REQUIRED WORK:
Extract from the listing each line in which the word "Technology" appears.

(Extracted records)
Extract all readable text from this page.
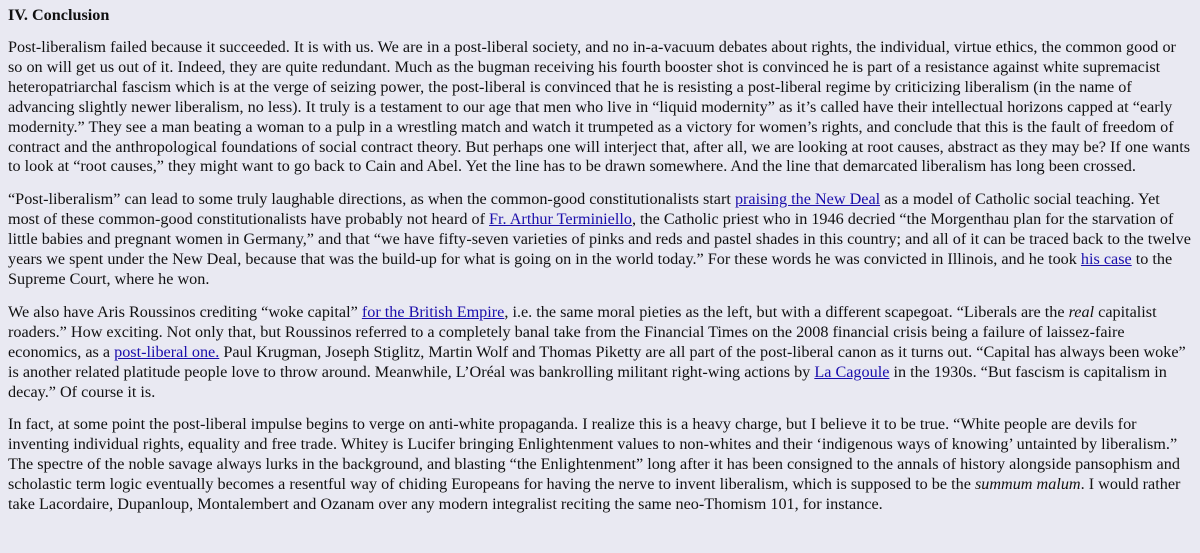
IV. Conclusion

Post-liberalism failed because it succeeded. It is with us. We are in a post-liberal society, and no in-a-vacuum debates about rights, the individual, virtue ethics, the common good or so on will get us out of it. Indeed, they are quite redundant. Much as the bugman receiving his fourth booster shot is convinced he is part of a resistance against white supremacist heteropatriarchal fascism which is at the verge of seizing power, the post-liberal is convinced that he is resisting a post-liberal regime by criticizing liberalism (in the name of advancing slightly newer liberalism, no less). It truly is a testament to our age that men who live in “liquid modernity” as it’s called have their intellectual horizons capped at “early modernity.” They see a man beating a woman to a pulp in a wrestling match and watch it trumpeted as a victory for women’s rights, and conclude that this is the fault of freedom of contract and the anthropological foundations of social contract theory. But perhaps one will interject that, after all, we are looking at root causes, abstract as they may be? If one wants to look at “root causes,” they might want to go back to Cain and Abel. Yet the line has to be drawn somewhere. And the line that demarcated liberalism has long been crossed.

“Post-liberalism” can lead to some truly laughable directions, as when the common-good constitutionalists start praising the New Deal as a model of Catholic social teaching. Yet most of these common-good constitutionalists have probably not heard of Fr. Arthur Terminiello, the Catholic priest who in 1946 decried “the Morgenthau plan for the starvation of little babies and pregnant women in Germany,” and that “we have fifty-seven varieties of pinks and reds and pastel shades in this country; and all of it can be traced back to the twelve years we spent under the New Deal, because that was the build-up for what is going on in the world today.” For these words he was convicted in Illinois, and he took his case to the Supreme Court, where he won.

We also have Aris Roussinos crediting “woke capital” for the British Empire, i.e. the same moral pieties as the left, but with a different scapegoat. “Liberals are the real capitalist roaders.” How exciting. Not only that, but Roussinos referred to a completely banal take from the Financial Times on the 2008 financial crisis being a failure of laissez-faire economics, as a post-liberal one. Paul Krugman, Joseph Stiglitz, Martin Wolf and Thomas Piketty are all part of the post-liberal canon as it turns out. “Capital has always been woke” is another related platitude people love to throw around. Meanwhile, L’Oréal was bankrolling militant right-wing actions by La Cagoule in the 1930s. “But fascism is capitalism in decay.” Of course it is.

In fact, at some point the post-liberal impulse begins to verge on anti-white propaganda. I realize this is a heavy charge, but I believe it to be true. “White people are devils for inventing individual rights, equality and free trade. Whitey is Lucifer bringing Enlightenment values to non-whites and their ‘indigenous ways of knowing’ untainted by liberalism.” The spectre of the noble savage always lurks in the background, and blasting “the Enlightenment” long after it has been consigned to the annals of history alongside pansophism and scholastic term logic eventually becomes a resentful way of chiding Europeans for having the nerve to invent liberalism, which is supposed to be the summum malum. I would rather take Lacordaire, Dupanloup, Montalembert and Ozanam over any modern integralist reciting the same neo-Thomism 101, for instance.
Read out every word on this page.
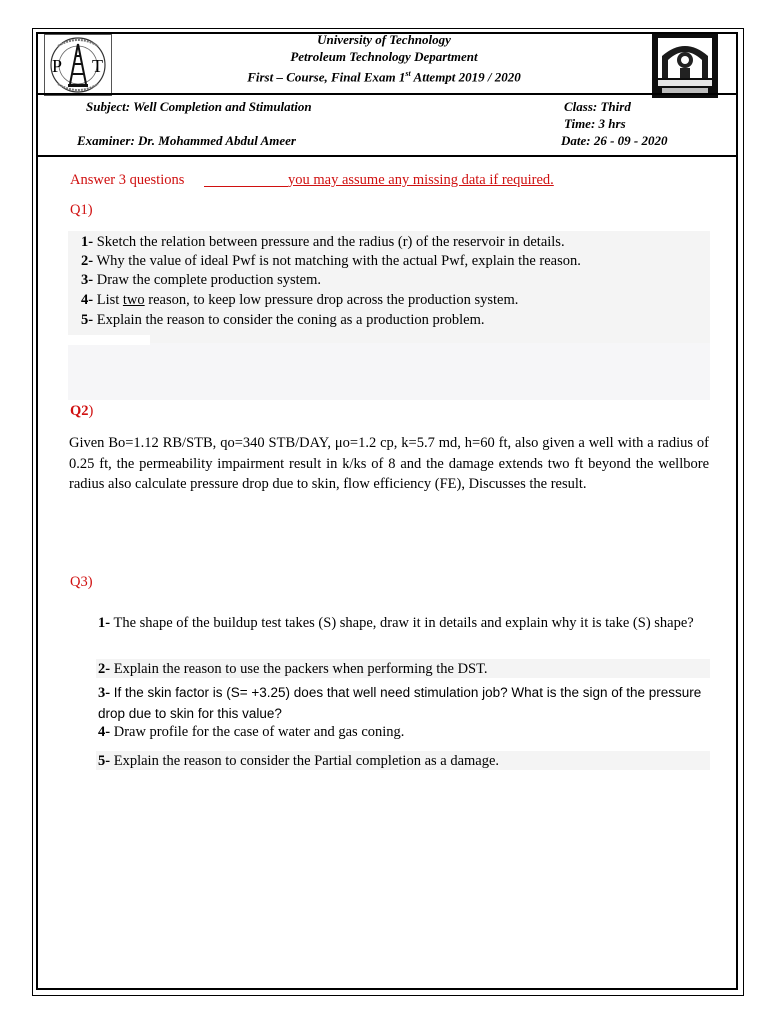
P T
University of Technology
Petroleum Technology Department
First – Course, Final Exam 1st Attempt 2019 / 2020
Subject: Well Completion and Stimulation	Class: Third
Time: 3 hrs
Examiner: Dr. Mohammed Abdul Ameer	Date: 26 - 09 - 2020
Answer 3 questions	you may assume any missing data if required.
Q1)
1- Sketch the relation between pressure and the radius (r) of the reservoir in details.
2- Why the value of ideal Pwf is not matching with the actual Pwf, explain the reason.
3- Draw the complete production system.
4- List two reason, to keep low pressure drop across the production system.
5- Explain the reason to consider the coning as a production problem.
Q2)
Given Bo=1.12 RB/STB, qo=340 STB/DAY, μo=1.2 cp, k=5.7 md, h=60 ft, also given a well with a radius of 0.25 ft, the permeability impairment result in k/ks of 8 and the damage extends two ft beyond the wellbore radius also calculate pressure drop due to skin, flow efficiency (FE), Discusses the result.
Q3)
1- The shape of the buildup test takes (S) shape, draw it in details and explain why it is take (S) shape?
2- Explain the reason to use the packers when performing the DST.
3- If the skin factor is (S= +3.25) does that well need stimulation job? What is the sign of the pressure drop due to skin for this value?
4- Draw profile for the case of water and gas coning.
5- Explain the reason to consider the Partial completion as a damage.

SOLUTION TO THE PROBLEM:
University of Technology
Petroleum Technology Department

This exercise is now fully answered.